MATERIALS PROVIDED:
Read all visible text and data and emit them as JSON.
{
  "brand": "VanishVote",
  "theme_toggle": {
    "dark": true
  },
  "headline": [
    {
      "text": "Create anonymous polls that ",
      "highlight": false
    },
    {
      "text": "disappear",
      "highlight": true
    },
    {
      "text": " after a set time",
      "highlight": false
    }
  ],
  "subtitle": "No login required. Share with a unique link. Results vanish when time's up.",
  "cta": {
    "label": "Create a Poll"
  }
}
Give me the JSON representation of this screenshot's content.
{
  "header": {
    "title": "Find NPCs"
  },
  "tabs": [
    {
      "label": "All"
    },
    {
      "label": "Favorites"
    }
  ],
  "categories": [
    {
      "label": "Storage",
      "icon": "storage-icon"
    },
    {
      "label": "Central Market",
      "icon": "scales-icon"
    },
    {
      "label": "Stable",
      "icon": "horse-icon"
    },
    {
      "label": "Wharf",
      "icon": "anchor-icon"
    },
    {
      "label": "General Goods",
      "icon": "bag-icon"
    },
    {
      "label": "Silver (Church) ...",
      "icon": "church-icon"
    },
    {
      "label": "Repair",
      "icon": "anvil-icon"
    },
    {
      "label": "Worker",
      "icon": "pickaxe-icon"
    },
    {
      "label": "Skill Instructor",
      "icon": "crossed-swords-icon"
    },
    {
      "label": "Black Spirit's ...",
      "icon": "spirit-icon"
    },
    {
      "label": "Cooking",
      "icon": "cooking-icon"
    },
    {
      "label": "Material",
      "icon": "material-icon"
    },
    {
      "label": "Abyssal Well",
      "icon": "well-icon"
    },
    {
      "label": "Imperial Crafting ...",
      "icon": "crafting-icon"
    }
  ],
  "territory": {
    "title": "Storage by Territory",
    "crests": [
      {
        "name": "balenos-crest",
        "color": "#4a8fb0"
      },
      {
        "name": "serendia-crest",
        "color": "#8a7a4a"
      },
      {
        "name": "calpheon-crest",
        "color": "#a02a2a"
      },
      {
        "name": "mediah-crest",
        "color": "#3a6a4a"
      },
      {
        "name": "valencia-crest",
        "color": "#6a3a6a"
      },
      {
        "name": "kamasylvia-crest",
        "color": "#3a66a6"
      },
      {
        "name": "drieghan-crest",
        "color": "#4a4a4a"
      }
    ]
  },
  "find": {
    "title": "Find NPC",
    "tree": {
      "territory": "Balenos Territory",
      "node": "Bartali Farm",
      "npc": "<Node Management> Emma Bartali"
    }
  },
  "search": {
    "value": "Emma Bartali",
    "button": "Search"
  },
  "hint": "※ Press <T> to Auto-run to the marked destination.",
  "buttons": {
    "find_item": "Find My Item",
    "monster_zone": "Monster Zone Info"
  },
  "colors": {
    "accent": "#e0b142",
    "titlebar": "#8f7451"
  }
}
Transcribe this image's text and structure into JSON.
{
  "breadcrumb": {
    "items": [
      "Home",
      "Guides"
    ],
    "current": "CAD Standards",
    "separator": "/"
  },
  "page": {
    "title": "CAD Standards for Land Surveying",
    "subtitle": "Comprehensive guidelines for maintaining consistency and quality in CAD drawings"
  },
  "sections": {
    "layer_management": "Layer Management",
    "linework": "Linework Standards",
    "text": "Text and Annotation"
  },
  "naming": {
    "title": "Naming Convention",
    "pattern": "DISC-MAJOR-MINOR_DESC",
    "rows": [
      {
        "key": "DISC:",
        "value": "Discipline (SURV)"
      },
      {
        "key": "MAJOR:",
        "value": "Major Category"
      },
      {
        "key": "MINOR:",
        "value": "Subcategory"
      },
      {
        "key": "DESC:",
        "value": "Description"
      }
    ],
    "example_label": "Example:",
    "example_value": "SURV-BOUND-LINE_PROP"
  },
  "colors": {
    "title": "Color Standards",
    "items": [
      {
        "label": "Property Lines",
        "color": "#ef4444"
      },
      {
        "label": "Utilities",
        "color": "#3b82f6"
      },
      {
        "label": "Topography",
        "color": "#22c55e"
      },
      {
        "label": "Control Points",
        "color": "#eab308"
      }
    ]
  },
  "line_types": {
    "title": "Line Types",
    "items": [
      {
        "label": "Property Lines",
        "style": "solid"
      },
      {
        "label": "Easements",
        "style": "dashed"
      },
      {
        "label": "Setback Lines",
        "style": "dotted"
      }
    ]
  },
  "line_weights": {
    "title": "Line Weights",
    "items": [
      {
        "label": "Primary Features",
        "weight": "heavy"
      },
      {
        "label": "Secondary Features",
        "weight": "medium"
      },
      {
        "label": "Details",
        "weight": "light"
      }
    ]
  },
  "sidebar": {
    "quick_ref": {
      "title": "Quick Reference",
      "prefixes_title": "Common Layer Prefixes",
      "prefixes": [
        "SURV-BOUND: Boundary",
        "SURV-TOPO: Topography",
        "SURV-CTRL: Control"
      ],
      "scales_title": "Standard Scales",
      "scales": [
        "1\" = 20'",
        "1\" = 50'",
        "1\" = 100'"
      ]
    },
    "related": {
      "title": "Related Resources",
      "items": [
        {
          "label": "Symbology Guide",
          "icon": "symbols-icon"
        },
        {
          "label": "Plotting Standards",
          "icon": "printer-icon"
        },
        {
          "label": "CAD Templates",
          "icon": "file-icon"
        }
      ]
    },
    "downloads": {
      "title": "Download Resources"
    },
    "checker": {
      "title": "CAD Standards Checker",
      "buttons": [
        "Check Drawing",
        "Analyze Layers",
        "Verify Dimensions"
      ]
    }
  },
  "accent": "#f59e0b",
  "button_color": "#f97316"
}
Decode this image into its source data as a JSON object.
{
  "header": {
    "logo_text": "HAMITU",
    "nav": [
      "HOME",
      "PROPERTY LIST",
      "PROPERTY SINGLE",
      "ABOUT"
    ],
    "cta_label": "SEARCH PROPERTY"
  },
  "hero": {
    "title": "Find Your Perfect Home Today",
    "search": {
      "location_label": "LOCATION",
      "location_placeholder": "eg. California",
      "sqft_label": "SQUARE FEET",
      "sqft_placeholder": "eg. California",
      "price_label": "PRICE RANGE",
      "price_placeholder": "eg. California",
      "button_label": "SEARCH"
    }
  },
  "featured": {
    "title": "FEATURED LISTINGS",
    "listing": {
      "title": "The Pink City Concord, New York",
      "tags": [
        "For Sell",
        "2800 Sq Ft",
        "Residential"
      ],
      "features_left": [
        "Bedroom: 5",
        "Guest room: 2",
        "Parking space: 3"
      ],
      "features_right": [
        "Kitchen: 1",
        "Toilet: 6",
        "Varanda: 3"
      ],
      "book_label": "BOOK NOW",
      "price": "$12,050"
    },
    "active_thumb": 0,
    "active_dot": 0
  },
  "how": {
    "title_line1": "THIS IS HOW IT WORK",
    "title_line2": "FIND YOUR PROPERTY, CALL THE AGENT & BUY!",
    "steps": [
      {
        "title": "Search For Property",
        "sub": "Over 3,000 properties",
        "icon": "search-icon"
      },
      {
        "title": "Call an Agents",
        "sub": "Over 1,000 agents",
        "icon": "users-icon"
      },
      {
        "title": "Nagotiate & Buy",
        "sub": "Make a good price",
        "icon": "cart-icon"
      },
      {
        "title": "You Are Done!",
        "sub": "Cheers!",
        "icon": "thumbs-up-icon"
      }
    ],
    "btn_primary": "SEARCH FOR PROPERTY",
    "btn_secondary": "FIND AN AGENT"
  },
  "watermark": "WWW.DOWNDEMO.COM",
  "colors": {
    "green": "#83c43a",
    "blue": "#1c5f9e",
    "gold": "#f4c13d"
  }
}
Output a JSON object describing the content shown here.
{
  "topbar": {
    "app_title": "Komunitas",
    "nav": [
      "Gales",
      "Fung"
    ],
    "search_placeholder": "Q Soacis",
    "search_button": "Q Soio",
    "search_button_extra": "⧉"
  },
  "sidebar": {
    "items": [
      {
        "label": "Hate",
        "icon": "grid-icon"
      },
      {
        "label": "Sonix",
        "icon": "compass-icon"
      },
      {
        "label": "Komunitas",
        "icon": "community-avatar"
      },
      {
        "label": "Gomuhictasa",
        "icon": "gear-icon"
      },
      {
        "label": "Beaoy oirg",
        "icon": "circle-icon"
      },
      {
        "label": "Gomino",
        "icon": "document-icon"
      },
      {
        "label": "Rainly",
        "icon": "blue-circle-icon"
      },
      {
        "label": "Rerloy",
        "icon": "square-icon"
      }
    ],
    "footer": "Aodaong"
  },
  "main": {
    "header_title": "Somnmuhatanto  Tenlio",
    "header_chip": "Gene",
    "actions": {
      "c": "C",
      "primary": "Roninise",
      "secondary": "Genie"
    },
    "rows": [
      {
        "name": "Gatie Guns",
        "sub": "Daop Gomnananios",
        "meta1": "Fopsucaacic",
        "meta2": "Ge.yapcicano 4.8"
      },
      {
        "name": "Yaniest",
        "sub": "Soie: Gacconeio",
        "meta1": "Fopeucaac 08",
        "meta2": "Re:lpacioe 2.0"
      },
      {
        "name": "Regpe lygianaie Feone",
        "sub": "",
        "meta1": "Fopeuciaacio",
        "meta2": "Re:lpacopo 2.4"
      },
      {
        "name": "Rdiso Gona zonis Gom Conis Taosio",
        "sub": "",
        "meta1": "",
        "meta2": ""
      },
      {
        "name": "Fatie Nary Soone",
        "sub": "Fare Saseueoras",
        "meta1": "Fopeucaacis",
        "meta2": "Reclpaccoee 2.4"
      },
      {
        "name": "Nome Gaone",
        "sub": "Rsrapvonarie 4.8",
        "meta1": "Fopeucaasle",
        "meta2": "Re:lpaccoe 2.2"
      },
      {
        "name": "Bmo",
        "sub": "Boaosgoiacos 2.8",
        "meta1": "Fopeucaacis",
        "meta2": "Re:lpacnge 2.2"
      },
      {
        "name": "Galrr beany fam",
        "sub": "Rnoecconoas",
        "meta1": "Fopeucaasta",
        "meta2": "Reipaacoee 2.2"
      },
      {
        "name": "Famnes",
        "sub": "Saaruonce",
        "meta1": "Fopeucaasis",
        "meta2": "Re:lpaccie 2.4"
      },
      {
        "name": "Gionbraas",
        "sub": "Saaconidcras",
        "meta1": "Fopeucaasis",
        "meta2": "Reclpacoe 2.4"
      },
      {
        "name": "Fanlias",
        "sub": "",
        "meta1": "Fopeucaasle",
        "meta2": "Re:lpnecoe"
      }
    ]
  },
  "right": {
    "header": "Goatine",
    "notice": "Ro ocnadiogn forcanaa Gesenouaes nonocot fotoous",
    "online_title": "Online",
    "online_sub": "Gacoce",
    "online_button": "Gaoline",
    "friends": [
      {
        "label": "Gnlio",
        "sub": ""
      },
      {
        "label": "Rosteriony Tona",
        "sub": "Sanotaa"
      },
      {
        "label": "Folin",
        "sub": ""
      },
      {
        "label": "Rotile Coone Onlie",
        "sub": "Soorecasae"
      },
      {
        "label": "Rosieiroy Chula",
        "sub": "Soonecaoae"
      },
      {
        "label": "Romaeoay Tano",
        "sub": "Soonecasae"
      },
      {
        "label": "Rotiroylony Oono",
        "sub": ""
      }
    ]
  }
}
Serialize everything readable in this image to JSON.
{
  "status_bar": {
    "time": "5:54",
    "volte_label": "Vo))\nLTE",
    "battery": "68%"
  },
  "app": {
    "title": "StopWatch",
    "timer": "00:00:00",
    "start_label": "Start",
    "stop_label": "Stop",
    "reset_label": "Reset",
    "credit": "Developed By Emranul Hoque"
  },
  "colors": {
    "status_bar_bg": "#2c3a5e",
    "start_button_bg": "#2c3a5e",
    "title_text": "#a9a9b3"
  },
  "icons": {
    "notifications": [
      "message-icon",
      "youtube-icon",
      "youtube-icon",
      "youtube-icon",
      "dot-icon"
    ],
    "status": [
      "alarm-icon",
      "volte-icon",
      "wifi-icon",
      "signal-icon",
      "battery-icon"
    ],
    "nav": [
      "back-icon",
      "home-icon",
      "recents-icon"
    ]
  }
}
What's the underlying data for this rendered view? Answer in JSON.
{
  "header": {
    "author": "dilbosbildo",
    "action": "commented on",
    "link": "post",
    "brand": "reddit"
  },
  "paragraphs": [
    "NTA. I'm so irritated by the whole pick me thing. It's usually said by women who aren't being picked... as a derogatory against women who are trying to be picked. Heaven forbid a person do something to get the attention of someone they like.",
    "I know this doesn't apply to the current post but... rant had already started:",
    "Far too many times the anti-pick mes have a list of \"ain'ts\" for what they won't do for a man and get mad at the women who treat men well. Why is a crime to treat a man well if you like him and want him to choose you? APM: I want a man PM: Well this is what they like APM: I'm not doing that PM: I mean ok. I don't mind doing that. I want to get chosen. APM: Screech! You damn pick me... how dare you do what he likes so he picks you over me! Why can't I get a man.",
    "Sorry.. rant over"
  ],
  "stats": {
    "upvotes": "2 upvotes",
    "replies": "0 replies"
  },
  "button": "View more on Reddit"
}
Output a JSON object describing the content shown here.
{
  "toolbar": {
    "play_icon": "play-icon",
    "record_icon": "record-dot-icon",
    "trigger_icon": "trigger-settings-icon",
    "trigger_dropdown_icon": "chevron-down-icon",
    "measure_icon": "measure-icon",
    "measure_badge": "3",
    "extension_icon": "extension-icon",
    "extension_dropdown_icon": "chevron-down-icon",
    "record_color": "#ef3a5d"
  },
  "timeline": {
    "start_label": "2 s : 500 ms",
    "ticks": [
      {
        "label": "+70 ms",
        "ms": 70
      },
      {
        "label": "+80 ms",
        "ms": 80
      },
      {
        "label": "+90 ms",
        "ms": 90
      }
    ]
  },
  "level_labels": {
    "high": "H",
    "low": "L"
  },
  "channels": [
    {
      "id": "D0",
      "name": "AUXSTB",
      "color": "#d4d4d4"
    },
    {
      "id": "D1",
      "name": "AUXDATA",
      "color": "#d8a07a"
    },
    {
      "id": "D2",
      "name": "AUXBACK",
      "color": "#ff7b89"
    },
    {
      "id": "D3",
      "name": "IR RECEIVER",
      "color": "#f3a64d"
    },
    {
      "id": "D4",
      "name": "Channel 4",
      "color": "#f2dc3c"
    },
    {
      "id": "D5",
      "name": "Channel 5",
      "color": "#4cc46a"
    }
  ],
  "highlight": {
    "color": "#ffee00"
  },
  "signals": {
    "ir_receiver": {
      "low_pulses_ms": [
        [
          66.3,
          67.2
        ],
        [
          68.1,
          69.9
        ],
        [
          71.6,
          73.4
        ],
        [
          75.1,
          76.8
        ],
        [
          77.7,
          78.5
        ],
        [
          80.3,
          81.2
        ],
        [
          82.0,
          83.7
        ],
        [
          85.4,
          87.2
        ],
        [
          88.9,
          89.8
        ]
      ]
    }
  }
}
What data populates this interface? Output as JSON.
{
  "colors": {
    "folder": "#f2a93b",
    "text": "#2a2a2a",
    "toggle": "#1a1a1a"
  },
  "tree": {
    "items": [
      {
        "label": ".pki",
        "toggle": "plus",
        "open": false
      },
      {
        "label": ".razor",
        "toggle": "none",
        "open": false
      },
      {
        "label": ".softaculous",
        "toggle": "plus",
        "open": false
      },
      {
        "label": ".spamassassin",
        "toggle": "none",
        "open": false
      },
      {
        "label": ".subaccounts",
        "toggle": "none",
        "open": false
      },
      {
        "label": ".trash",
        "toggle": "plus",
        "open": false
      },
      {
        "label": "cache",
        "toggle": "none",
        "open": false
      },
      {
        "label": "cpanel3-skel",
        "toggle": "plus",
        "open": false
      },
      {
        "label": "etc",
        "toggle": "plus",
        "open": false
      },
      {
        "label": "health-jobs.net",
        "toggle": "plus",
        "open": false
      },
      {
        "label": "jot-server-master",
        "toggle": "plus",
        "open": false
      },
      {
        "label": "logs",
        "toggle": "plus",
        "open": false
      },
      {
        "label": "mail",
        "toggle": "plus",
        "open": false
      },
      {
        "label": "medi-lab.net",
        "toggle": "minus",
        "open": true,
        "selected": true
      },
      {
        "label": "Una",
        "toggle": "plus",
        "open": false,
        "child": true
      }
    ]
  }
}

WHAT THE EXERCISE ASKS: Gather each line of the records holding the string "California".

REPLY:
      "location_placeholder": "eg. California",
      "sqft_placeholder": "eg. California",
      "price_placeholder": "eg. California",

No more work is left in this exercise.